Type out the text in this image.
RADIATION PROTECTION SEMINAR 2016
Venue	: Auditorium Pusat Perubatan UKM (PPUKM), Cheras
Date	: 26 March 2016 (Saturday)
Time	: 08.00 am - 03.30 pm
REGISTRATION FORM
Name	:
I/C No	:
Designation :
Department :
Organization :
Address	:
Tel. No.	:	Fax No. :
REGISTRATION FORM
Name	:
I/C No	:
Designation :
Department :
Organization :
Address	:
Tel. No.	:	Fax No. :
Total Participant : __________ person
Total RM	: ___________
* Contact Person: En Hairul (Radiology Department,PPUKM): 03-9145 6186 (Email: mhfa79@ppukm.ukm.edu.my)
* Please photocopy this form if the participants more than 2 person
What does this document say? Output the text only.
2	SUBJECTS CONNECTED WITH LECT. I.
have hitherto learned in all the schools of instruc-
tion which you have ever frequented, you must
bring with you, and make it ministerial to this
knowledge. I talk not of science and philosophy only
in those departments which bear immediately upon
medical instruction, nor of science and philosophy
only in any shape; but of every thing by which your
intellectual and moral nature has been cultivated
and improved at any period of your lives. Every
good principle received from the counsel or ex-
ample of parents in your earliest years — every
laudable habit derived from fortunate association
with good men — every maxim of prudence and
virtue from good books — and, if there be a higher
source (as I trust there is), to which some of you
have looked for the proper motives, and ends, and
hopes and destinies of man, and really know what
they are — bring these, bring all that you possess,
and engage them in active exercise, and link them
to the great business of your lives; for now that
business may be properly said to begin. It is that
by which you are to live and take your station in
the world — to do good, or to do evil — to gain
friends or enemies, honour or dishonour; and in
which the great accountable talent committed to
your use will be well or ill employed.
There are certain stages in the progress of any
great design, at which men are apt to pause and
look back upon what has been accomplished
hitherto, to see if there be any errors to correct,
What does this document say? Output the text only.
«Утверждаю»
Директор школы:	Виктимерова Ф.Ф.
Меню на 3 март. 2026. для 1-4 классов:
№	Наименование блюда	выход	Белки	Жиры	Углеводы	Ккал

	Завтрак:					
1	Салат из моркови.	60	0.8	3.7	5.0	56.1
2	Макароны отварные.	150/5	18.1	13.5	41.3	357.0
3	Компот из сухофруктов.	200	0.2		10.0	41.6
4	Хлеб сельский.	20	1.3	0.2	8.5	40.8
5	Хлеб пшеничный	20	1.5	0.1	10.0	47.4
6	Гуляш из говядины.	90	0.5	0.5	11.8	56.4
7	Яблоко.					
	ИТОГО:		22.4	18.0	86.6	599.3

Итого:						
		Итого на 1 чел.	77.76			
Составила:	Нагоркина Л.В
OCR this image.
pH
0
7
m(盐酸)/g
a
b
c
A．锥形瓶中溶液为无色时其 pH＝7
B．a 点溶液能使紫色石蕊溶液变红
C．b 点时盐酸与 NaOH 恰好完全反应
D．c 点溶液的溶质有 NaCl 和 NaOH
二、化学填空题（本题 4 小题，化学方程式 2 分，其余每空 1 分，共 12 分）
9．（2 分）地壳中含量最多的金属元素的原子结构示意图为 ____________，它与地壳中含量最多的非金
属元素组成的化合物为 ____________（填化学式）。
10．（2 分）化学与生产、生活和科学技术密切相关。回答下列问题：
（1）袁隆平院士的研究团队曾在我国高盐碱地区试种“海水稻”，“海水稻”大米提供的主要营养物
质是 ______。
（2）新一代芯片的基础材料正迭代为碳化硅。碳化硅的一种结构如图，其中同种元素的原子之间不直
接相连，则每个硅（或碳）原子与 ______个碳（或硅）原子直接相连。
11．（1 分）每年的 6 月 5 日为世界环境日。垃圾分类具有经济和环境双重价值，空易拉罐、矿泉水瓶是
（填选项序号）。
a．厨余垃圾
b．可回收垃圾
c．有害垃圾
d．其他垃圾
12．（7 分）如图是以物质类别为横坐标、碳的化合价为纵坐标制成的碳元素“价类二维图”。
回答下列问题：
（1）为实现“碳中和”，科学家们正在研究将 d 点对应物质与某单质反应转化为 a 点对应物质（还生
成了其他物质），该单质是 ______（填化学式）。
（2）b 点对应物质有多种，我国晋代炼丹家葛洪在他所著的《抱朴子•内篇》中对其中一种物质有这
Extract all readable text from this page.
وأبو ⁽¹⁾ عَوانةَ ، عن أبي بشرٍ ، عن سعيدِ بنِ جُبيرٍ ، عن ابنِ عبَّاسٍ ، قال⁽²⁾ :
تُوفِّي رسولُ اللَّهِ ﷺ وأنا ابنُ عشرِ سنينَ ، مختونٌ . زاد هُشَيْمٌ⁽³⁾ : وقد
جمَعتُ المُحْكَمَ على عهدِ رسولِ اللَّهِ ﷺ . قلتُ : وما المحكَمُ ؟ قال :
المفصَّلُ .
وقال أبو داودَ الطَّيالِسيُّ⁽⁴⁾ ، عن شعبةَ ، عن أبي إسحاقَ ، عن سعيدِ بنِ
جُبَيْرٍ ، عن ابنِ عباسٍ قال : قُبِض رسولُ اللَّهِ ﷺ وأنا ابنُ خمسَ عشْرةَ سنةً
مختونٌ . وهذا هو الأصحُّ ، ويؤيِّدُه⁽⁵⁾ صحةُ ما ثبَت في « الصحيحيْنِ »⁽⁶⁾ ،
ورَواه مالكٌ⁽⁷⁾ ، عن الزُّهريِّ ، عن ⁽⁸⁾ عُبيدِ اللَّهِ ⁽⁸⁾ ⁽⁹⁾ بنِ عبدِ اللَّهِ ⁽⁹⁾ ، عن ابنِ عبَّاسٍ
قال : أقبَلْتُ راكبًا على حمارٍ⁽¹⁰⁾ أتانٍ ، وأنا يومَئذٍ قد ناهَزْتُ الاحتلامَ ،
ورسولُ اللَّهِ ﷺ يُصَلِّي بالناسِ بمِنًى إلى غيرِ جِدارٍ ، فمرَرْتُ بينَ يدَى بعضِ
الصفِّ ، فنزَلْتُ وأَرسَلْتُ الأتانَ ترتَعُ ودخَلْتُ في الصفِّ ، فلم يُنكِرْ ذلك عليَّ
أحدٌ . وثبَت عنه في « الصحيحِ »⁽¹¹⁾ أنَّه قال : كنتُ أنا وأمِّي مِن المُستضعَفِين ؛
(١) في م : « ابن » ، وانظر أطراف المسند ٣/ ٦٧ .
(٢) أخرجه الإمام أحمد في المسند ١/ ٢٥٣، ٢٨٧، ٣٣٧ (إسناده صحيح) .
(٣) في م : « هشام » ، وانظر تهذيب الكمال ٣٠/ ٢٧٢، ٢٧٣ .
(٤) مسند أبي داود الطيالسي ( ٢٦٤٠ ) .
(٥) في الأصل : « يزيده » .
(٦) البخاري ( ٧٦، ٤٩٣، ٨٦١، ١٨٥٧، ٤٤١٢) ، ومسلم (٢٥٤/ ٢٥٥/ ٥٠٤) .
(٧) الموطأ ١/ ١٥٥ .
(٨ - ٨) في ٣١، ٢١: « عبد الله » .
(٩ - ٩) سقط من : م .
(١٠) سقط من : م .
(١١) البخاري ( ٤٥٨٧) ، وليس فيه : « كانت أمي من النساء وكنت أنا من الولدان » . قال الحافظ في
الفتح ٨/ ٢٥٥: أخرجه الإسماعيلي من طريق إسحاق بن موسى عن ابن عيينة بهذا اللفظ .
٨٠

--*--

» What is required: Check each line of the entries above, and show every one holding the word "المسند".

» Written answer:
(١) في م : « ابن » ، وانظر أطراف المسند ٣/ ٦٧ .
(٢) أخرجه الإمام أحمد في المسند ١/ ٢٥٣، ٢٨٧، ٣٣٧ (إسناده صحيح) .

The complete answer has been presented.